◆ **Exercise**
Copy out every line of the material below word for word, without the pictures.

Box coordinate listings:
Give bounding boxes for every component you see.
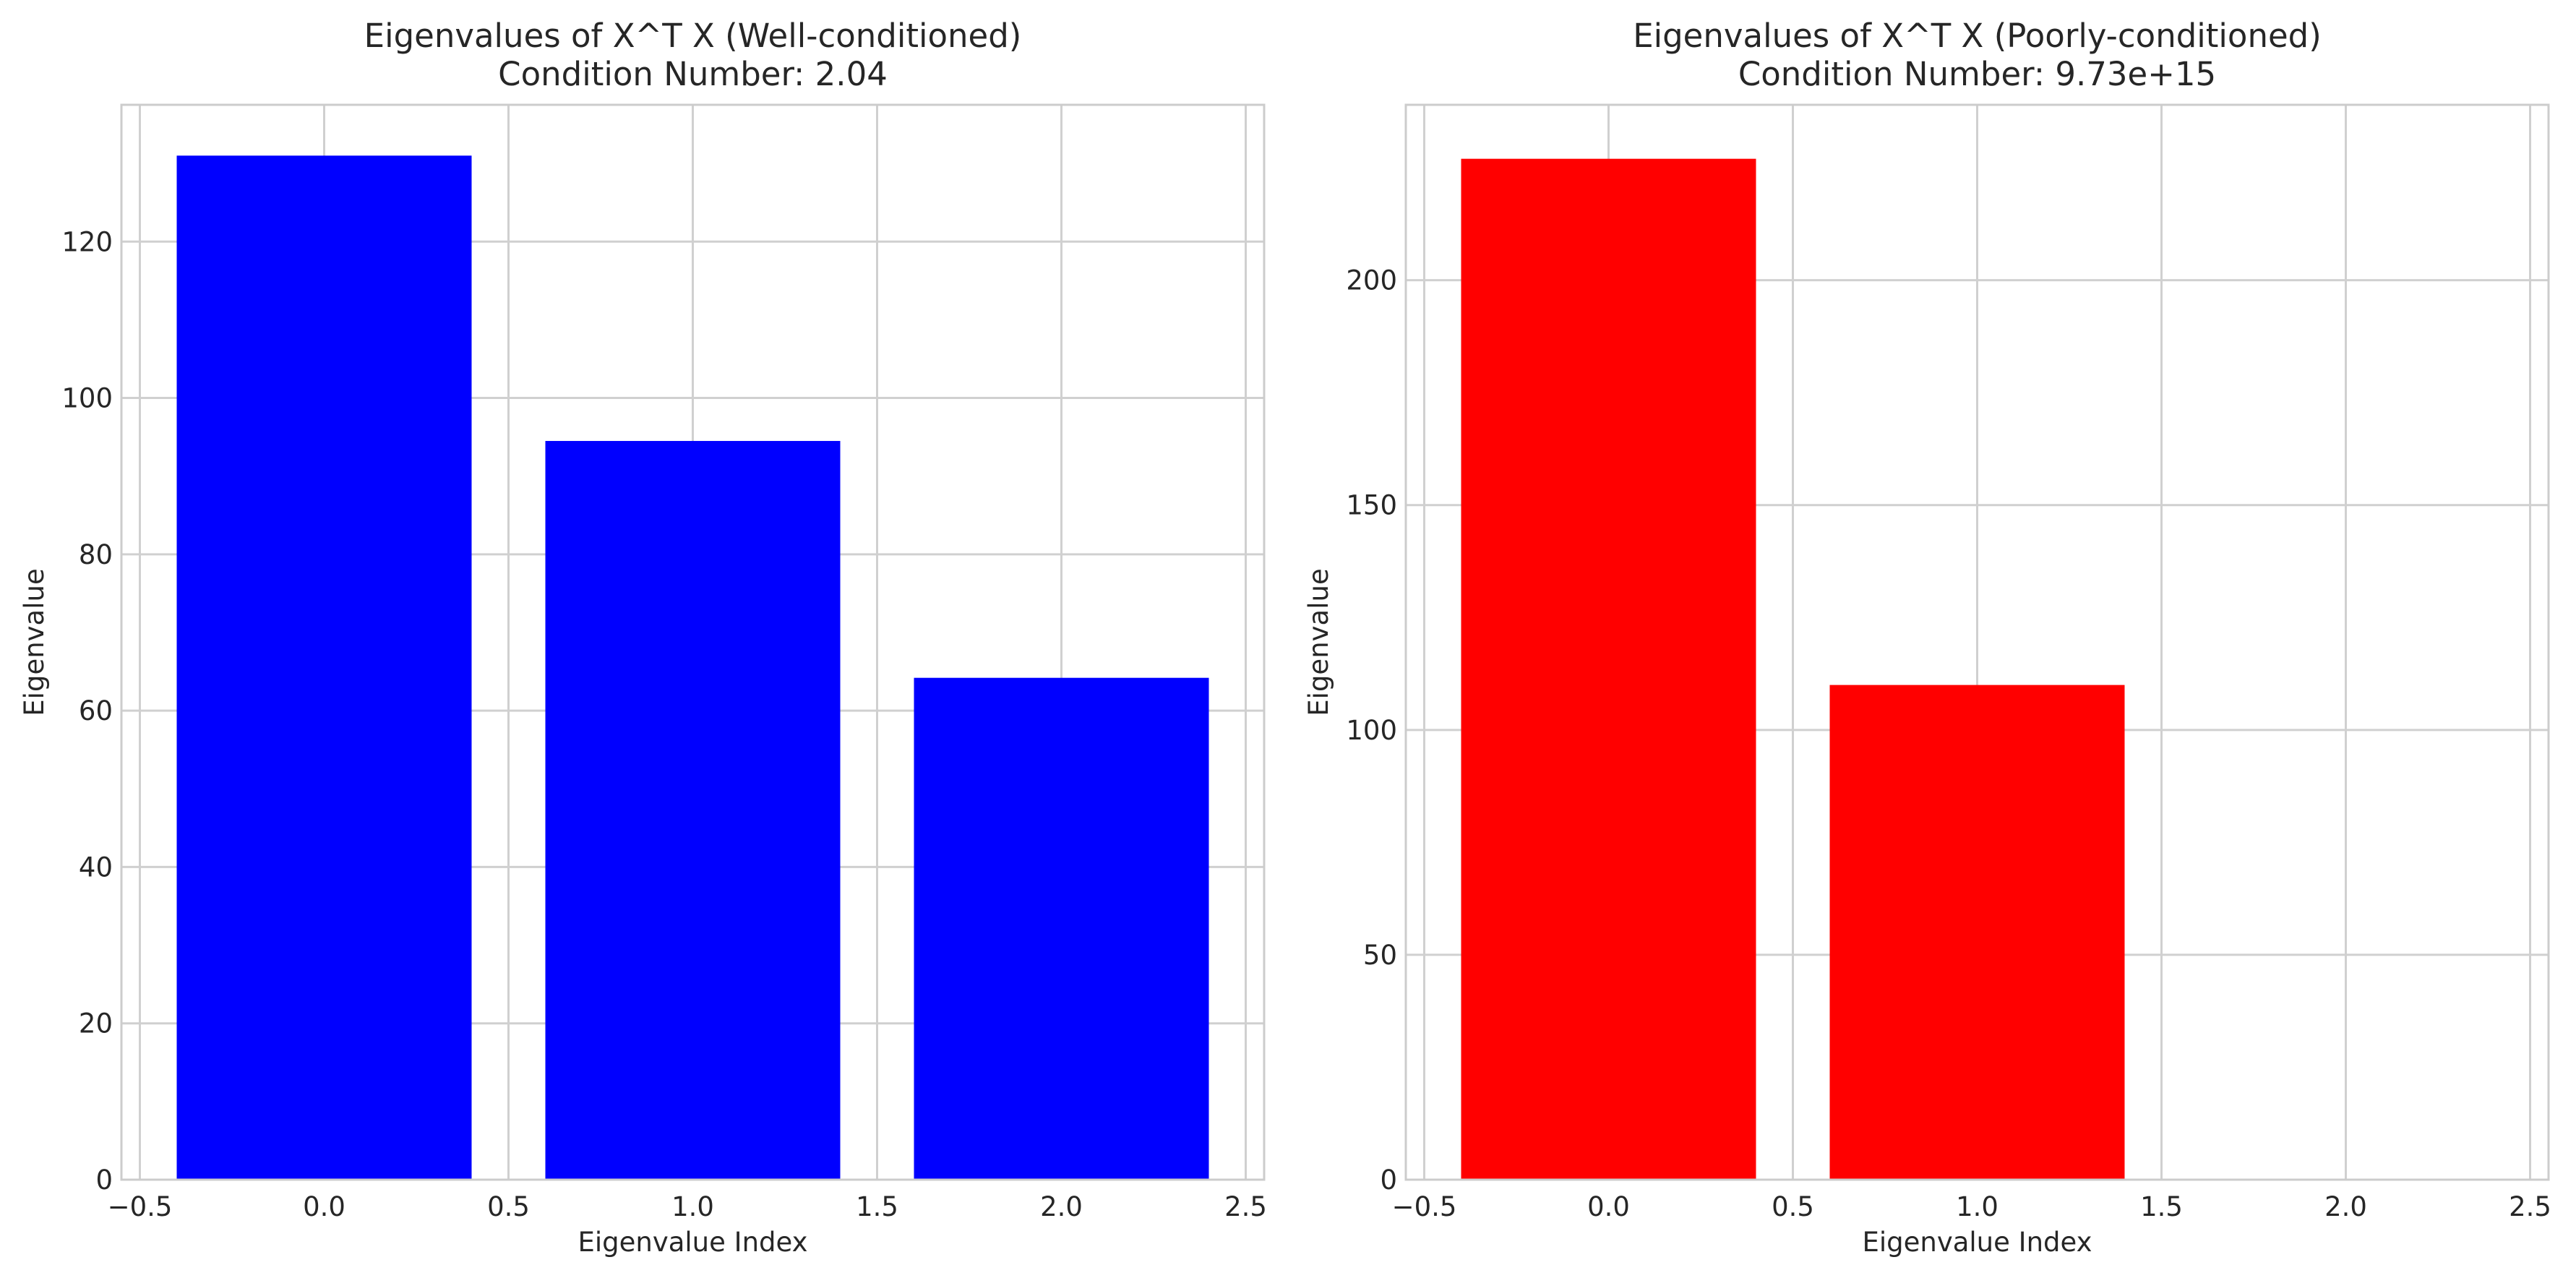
chart-panel-1: 0 20 40 60 80 100 120 −0.5 0.0 0.5 1.0 1.5 2.0 2.5 Eig… <box>19 17 1267 1258</box>
y-tick-label: 100 <box>61 383 113 414</box>
y-axis-label: Eigenvalue <box>1303 568 1334 716</box>
bar <box>914 677 1209 1180</box>
chart-subtitle: Condition Number: 2.04 <box>498 55 888 93</box>
y-tick-label: 20 <box>79 1008 113 1039</box>
chart-subtitle: Condition Number: 9.73e+15 <box>1738 55 2216 93</box>
y-tick-label: 200 <box>1346 265 1397 296</box>
x-tick-label: 2.5 <box>2509 1191 2551 1222</box>
x-tick-label: 0.0 <box>303 1191 345 1222</box>
x-tick-label: 2.5 <box>1224 1191 1267 1222</box>
x-tick-label: 1.5 <box>2140 1191 2183 1222</box>
x-tick-label: 0.5 <box>487 1191 530 1222</box>
bar <box>176 155 472 1180</box>
x-axis-label: Eigenvalue Index <box>578 1227 807 1258</box>
x-axis-label: Eigenvalue Index <box>1862 1227 2092 1258</box>
x-tick-label: 0.5 <box>1772 1191 1814 1222</box>
x-tick-label: −0.5 <box>108 1191 173 1222</box>
y-tick-label: 0 <box>95 1165 113 1196</box>
y-tick-label: 40 <box>79 852 113 883</box>
x-tick-label: 1.5 <box>856 1191 898 1222</box>
x-tick-label: 0.0 <box>1587 1191 1630 1222</box>
chart-title: Eigenvalues of X^T X (Well-conditioned) <box>364 17 1022 55</box>
y-tick-label: 120 <box>61 226 113 257</box>
x-tick-label: 2.0 <box>1040 1191 1083 1222</box>
y-axis-label: Eigenvalue <box>19 568 50 716</box>
y-tick-label: 80 <box>79 539 113 570</box>
bar <box>1461 158 1756 1180</box>
chart-title: Eigenvalues of X^T X (Poorly-conditioned… <box>1633 17 2322 55</box>
y-tick-label: 150 <box>1346 490 1397 521</box>
x-tick-label: 1.0 <box>1956 1191 1998 1222</box>
plot-frame <box>120 103 1266 1181</box>
y-tick-label: 0 <box>1380 1165 1397 1196</box>
x-tick-label: 2.0 <box>2324 1191 2367 1222</box>
bar <box>1829 685 2125 1180</box>
y-tick-label: 50 <box>1363 940 1397 971</box>
bar <box>545 441 841 1180</box>
x-tick-label: −0.5 <box>1392 1191 1457 1222</box>
x-tick-label: 1.0 <box>671 1191 714 1222</box>
plot-frame <box>1404 103 2550 1181</box>
y-tick-label: 60 <box>79 695 113 726</box>
y-tick-label: 100 <box>1346 715 1397 746</box>
chart-panel-2: 0 50 100 150 200 −0.5 0.0 0.5 1.0 1.5 2.0 2.5 Eigenv… <box>1303 17 2551 1258</box>
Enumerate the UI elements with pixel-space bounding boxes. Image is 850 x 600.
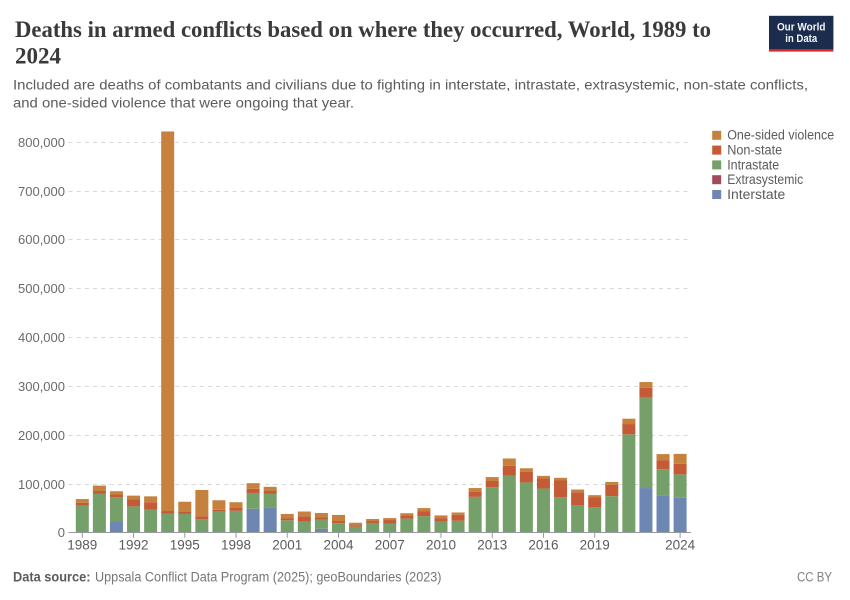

◆ **Correct result**
Give bounding boxes for every component you see.
chart-panel-1: 0 20 40 60 80 100 120 −0.5 0.0 0.5 1.0 1.5 2.0 2.5 Eig… <box>19 17 1267 1258</box>
y-tick-label: 100 <box>61 383 113 414</box>
y-axis-label: Eigenvalue <box>1303 568 1334 716</box>
bar <box>914 677 1209 1180</box>
chart-subtitle: Condition Number: 2.04 <box>498 55 888 93</box>
y-tick-label: 20 <box>79 1008 113 1039</box>
chart-subtitle: Condition Number: 9.73e+15 <box>1738 55 2216 93</box>
y-tick-label: 200 <box>1346 265 1397 296</box>
x-tick-label: 2.5 <box>2509 1191 2551 1222</box>
x-tick-label: 0.0 <box>303 1191 345 1222</box>
x-tick-label: 2.5 <box>1224 1191 1267 1222</box>
x-tick-label: 1.5 <box>2140 1191 2183 1222</box>
x-tick-label: 0.5 <box>487 1191 530 1222</box>
bar <box>176 155 472 1180</box>
x-axis-label: Eigenvalue Index <box>578 1227 807 1258</box>
x-axis-label: Eigenvalue Index <box>1862 1227 2092 1258</box>
x-tick-label: 0.5 <box>1772 1191 1814 1222</box>
x-tick-label: −0.5 <box>108 1191 173 1222</box>
y-tick-label: 0 <box>95 1165 113 1196</box>
y-tick-label: 40 <box>79 852 113 883</box>
x-tick-label: 1.5 <box>856 1191 898 1222</box>
x-tick-label: 0.0 <box>1587 1191 1630 1222</box>
chart-title: Eigenvalues of X^T X (Well-conditioned) <box>364 17 1022 55</box>
y-tick-label: 120 <box>61 226 113 257</box>
x-tick-label: 2.0 <box>1040 1191 1083 1222</box>
y-axis-label: Eigenvalue <box>19 568 50 716</box>
y-tick-label: 80 <box>79 539 113 570</box>
bar <box>1461 158 1756 1180</box>
chart-title: Eigenvalues of X^T X (Poorly-conditioned… <box>1633 17 2322 55</box>
y-tick-label: 150 <box>1346 490 1397 521</box>
x-tick-label: 1.0 <box>1956 1191 1998 1222</box>
plot-frame <box>120 103 1266 1181</box>
y-tick-label: 0 <box>1380 1165 1397 1196</box>
x-tick-label: 2.0 <box>2324 1191 2367 1222</box>
bar <box>1829 685 2125 1180</box>
y-tick-label: 50 <box>1363 940 1397 971</box>
bar <box>545 441 841 1180</box>
x-tick-label: −0.5 <box>1392 1191 1457 1222</box>
x-tick-label: 1.0 <box>671 1191 714 1222</box>
plot-frame <box>1404 103 2550 1181</box>
y-tick-label: 60 <box>79 695 113 726</box>
y-tick-label: 100 <box>1346 715 1397 746</box>
chart-panel-2: 0 50 100 150 200 −0.5 0.0 0.5 1.0 1.5 2.0 2.5 Eigenv… <box>1303 17 2551 1258</box>
Enumerate the UI elements with pixel-space bounding boxes. Image is 850 x 600.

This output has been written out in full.